• Stated problem
Retype all material exactly. Pictures stay out of the copy.

[Dataset rows about figures]
§

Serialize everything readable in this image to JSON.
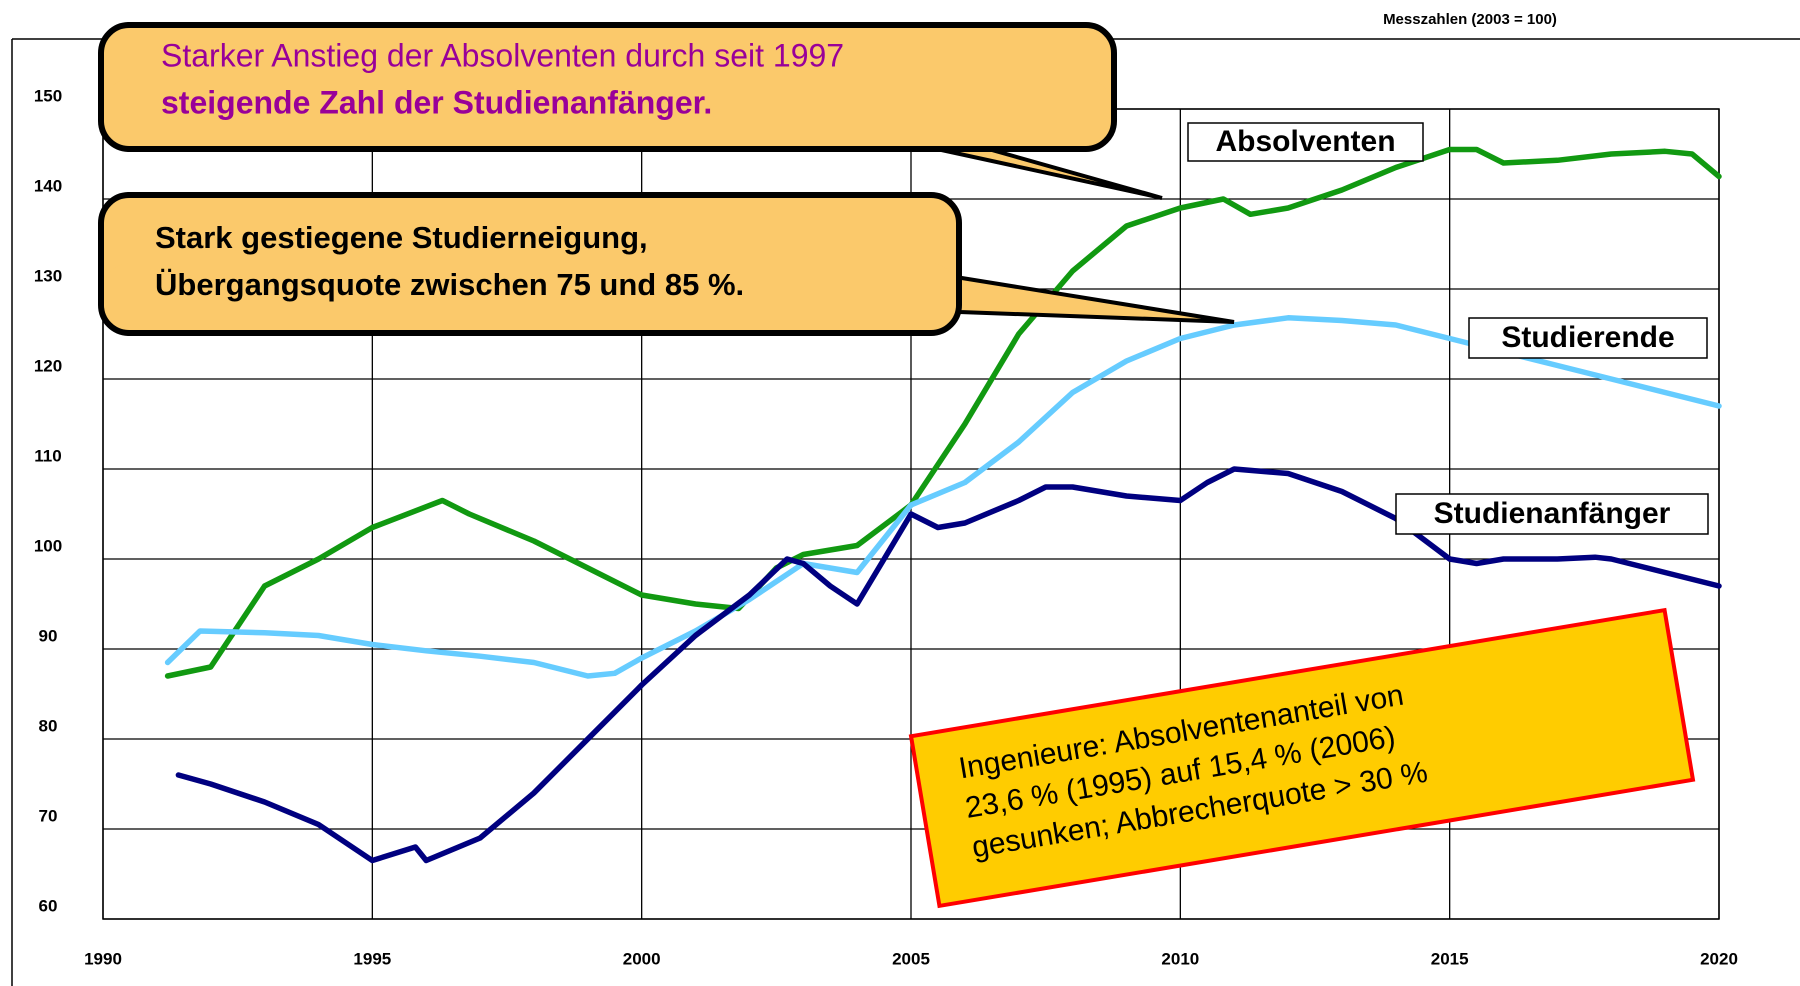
{
  "chart_data": {
    "type": "line",
    "title": "Messzahlen (2003 = 100)",
    "xlim": [
      1990,
      2020
    ],
    "xticks": [
      1990,
      1995,
      2000,
      2005,
      2010,
      2015,
      2020
    ],
    "ylim": [
      60,
      150
    ],
    "yticks": [
      60,
      70,
      80,
      90,
      100,
      110,
      120,
      130,
      140,
      150
    ],
    "grid": true,
    "series": [
      {
        "name": "Absolventen",
        "color": "#119911",
        "x": [
          1991.2,
          1992,
          1993,
          1994,
          1995,
          1996.3,
          1996.8,
          1998,
          1999,
          2000,
          2001,
          2001.8,
          2002.5,
          2003,
          2004,
          2005,
          2006,
          2007,
          2008,
          2009,
          2010,
          2010.8,
          2011.3,
          2012,
          2013,
          2014,
          2015,
          2015.5,
          2016,
          2017,
          2018,
          2019,
          2019.5,
          2020
        ],
        "values": [
          87,
          88,
          97,
          100,
          103.5,
          106.5,
          105,
          102,
          99,
          96,
          95,
          94.5,
          99,
          100.5,
          101.5,
          106,
          115,
          125,
          132,
          137,
          139,
          140,
          138.3,
          139,
          141,
          143.5,
          145.5,
          145.5,
          144,
          144.3,
          145,
          145.3,
          145,
          142.5
        ]
      },
      {
        "name": "Studierende",
        "color": "#66ccff",
        "x": [
          1991.2,
          1991.8,
          1993,
          1994,
          1995,
          1996,
          1997,
          1998,
          1999,
          1999.5,
          2000,
          2001,
          2002,
          2003,
          2003.5,
          2004,
          2005,
          2006,
          2007,
          2008,
          2009,
          2010,
          2011,
          2012,
          2013,
          2014,
          2015,
          2016,
          2017,
          2018,
          2019,
          2020
        ],
        "values": [
          88.5,
          92,
          91.8,
          91.5,
          90.5,
          89.8,
          89.2,
          88.5,
          87,
          87.3,
          89,
          92,
          95.5,
          99.5,
          99,
          98.5,
          106,
          108.5,
          113,
          118.5,
          122,
          124.5,
          126,
          126.8,
          126.5,
          126,
          124.5,
          123,
          121.5,
          120,
          118.5,
          117
        ]
      },
      {
        "name": "Studienanfänger",
        "color": "#000080",
        "x": [
          1991.4,
          1992,
          1993,
          1994,
          1995,
          1995.8,
          1996,
          1997,
          1998,
          1999,
          2000,
          2001,
          2002,
          2002.7,
          2003,
          2003.5,
          2004,
          2004.5,
          2005,
          2005.5,
          2006,
          2007,
          2007.5,
          2008,
          2009,
          2010,
          2010.5,
          2011,
          2012,
          2013,
          2014,
          2015,
          2015.5,
          2016,
          2017,
          2017.7,
          2018,
          2019,
          2020
        ],
        "values": [
          76,
          75,
          73,
          70.5,
          66.5,
          68,
          66.5,
          69,
          74,
          80,
          86,
          91.5,
          96,
          100,
          99.5,
          97,
          95,
          100,
          105,
          103.5,
          104,
          106.5,
          108,
          108,
          107,
          106.5,
          108.5,
          110,
          109.5,
          107.5,
          104.5,
          100,
          99.5,
          100,
          100,
          100.2,
          100,
          98.5,
          97
        ]
      }
    ],
    "annotations": [
      {
        "lines": [
          "Starker Anstieg der Absolventen durch seit 1997",
          "steigende Zahl der Studienanfänger."
        ]
      },
      {
        "lines": [
          "Stark gestiegene Studierneigung,",
          "Übergangsquote zwischen 75 und 85 %."
        ]
      },
      {
        "lines": [
          "Ingenieure: Absolventenanteil von",
          "23,6 % (1995) auf 15,4 % (2006)",
          "gesunken; Abbrecherquote > 30 %"
        ]
      }
    ]
  }
}
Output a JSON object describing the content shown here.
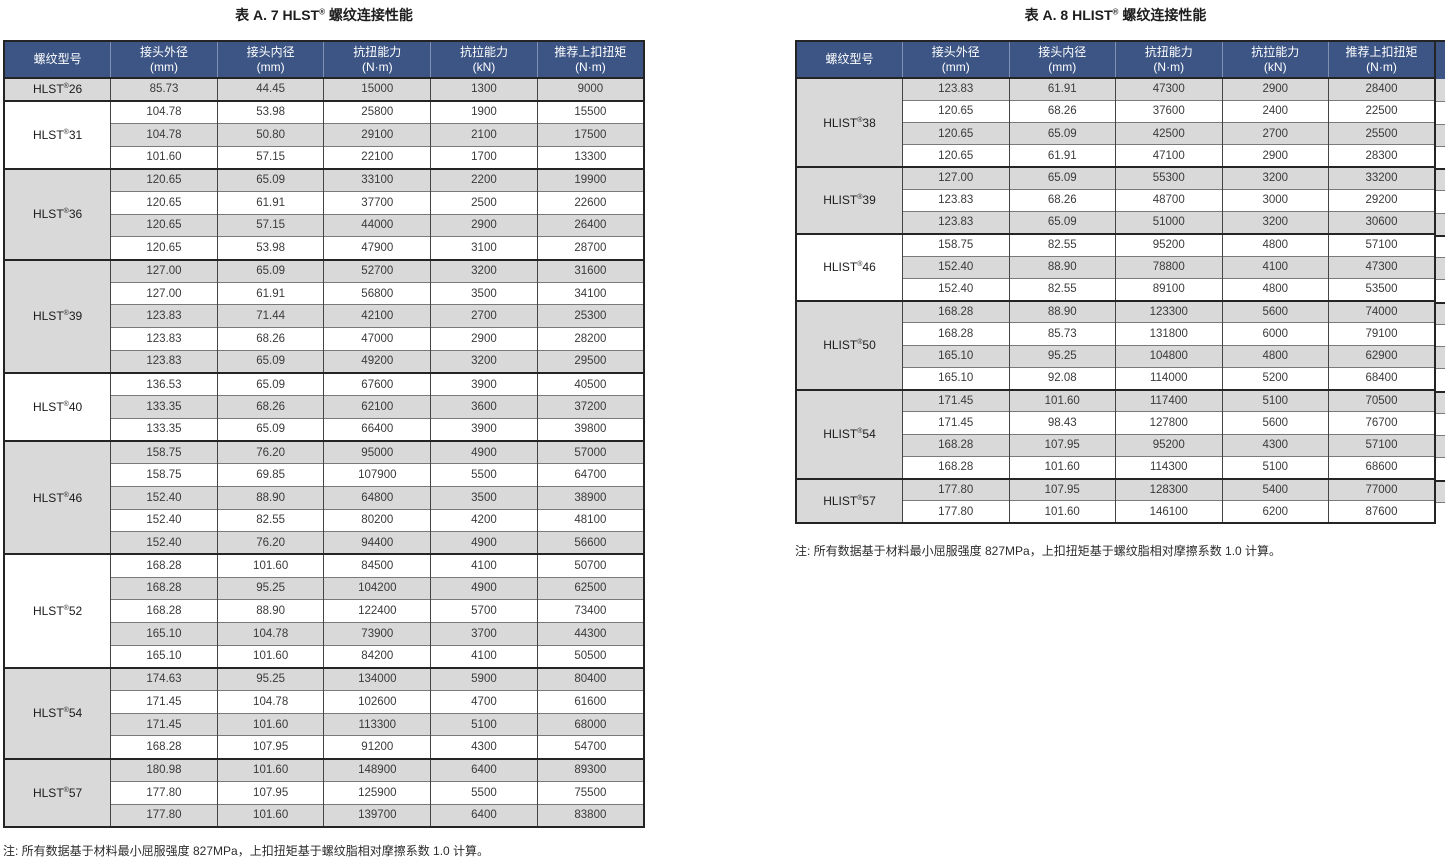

§

• Task solution
Serialize everything readable in this image to JSON.
{
  "chart_data": {
    "type": "line",
    "title": "Messzahlen (2003 = 100)",
    "xlim": [
      1990,
      2020
    ],
    "xticks": [
      1990,
      1995,
      2000,
      2005,
      2010,
      2015,
      2020
    ],
    "ylim": [
      60,
      150
    ],
    "yticks": [
      60,
      70,
      80,
      90,
      100,
      110,
      120,
      130,
      140,
      150
    ],
    "grid": true,
    "series": [
      {
        "name": "Absolventen",
        "color": "#119911",
        "x": [
          1991.2,
          1992,
          1993,
          1994,
          1995,
          1996.3,
          1996.8,
          1998,
          1999,
          2000,
          2001,
          2001.8,
          2002.5,
          2003,
          2004,
          2005,
          2006,
          2007,
          2008,
          2009,
          2010,
          2010.8,
          2011.3,
          2012,
          2013,
          2014,
          2015,
          2015.5,
          2016,
          2017,
          2018,
          2019,
          2019.5,
          2020
        ],
        "values": [
          87,
          88,
          97,
          100,
          103.5,
          106.5,
          105,
          102,
          99,
          96,
          95,
          94.5,
          99,
          100.5,
          101.5,
          106,
          115,
          125,
          132,
          137,
          139,
          140,
          138.3,
          139,
          141,
          143.5,
          145.5,
          145.5,
          144,
          144.3,
          145,
          145.3,
          145,
          142.5
        ]
      },
      {
        "name": "Studierende",
        "color": "#66ccff",
        "x": [
          1991.2,
          1991.8,
          1993,
          1994,
          1995,
          1996,
          1997,
          1998,
          1999,
          1999.5,
          2000,
          2001,
          2002,
          2003,
          2003.5,
          2004,
          2005,
          2006,
          2007,
          2008,
          2009,
          2010,
          2011,
          2012,
          2013,
          2014,
          2015,
          2016,
          2017,
          2018,
          2019,
          2020
        ],
        "values": [
          88.5,
          92,
          91.8,
          91.5,
          90.5,
          89.8,
          89.2,
          88.5,
          87,
          87.3,
          89,
          92,
          95.5,
          99.5,
          99,
          98.5,
          106,
          108.5,
          113,
          118.5,
          122,
          124.5,
          126,
          126.8,
          126.5,
          126,
          124.5,
          123,
          121.5,
          120,
          118.5,
          117
        ]
      },
      {
        "name": "Studienanfänger",
        "color": "#000080",
        "x": [
          1991.4,
          1992,
          1993,
          1994,
          1995,
          1995.8,
          1996,
          1997,
          1998,
          1999,
          2000,
          2001,
          2002,
          2002.7,
          2003,
          2003.5,
          2004,
          2004.5,
          2005,
          2005.5,
          2006,
          2007,
          2007.5,
          2008,
          2009,
          2010,
          2010.5,
          2011,
          2012,
          2013,
          2014,
          2015,
          2015.5,
          2016,
          2017,
          2017.7,
          2018,
          2019,
          2020
        ],
        "values": [
          76,
          75,
          73,
          70.5,
          66.5,
          68,
          66.5,
          69,
          74,
          80,
          86,
          91.5,
          96,
          100,
          99.5,
          97,
          95,
          100,
          105,
          103.5,
          104,
          106.5,
          108,
          108,
          107,
          106.5,
          108.5,
          110,
          109.5,
          107.5,
          104.5,
          100,
          99.5,
          100,
          100,
          100.2,
          100,
          98.5,
          97
        ]
      }
    ],
    "annotations": [
      {
        "lines": [
          "Starker Anstieg der Absolventen durch seit 1997",
          "steigende Zahl der Studienanfänger."
        ]
      },
      {
        "lines": [
          "Stark gestiegene Studierneigung,",
          "Übergangsquote zwischen 75 und 85 %."
        ]
      },
      {
        "lines": [
          "Ingenieure: Absolventenanteil von",
          "23,6 % (1995) auf 15,4 % (2006)",
          "gesunken; Abbrecherquote > 30 %"
        ]
      }
    ]
  }
}
Output a JSON object describing the content shown here.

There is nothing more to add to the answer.